##### Records provided #####

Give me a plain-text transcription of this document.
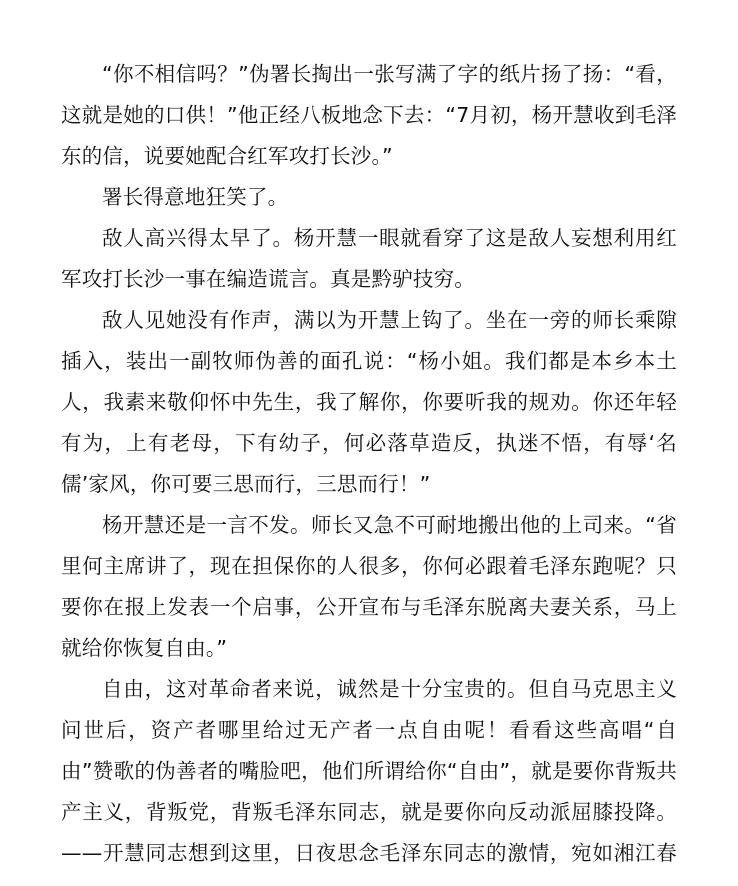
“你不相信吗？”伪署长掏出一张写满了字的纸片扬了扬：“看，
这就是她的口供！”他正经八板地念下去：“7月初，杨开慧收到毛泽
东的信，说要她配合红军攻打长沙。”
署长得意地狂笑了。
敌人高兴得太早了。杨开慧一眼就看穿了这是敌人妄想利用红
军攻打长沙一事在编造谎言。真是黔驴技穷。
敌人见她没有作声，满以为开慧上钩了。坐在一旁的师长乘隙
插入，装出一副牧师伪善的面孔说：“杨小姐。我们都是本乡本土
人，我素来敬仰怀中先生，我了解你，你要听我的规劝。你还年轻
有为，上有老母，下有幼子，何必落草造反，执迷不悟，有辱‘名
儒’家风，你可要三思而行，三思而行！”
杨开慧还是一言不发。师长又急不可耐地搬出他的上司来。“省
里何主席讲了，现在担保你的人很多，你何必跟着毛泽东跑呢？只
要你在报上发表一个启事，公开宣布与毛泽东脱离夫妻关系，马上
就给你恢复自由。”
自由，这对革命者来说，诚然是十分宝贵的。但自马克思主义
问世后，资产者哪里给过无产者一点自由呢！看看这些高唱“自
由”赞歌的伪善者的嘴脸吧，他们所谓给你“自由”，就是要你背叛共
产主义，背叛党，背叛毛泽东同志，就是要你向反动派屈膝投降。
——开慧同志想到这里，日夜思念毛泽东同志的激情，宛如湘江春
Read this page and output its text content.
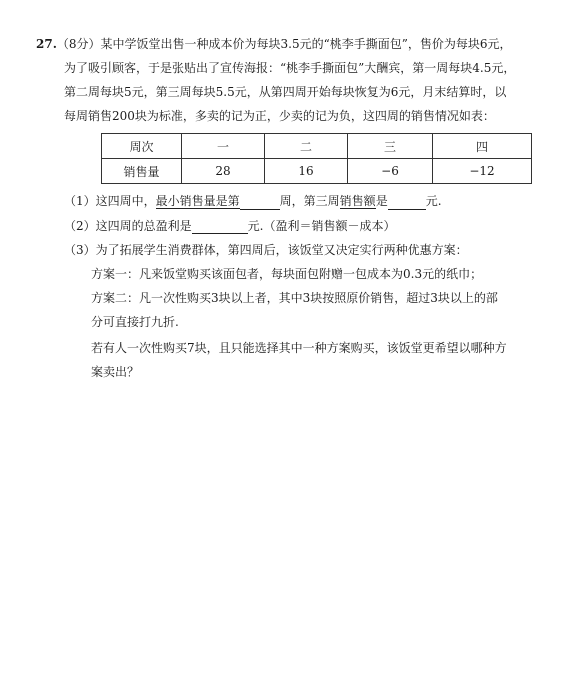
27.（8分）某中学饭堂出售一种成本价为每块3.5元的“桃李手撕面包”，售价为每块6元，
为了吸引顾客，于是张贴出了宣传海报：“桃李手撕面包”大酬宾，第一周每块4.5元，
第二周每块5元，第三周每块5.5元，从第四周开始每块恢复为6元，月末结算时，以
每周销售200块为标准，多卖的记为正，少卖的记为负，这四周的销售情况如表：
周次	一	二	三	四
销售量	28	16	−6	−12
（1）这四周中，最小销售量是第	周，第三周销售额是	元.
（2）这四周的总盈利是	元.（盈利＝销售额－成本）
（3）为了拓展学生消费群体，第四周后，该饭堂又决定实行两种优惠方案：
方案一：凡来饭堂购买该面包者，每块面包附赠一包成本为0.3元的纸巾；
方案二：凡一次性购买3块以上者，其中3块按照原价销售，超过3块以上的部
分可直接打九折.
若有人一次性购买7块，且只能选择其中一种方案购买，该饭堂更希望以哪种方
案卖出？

#####

▶ Written problem
Beginning at the line that contains "Read this page and output its text content.", give the remaining lines of the records again exactly, through the last one. Leave out pictures.

▶ Task response
Read this page and output its text content.
27.（8分）某中学饭堂出售一种成本价为每块3.5元的“桃李手撕面包”，售价为每块6元，
为了吸引顾客，于是张贴出了宣传海报：“桃李手撕面包”大酬宾，第一周每块4.5元，
第二周每块5元，第三周每块5.5元，从第四周开始每块恢复为6元，月末结算时，以
每周销售200块为标准，多卖的记为正，少卖的记为负，这四周的销售情况如表：
周次	一	二	三	四
销售量	28	16	−6	−12
（1）这四周中，最小销售量是第	周，第三周销售额是	元.
（2）这四周的总盈利是	元.（盈利＝销售额－成本）
（3）为了拓展学生消费群体，第四周后，该饭堂又决定实行两种优惠方案：
方案一：凡来饭堂购买该面包者，每块面包附赠一包成本为0.3元的纸巾；
方案二：凡一次性购买3块以上者，其中3块按照原价销售，超过3块以上的部
分可直接打九折.
若有人一次性购买7块，且只能选择其中一种方案购买，该饭堂更希望以哪种方
案卖出？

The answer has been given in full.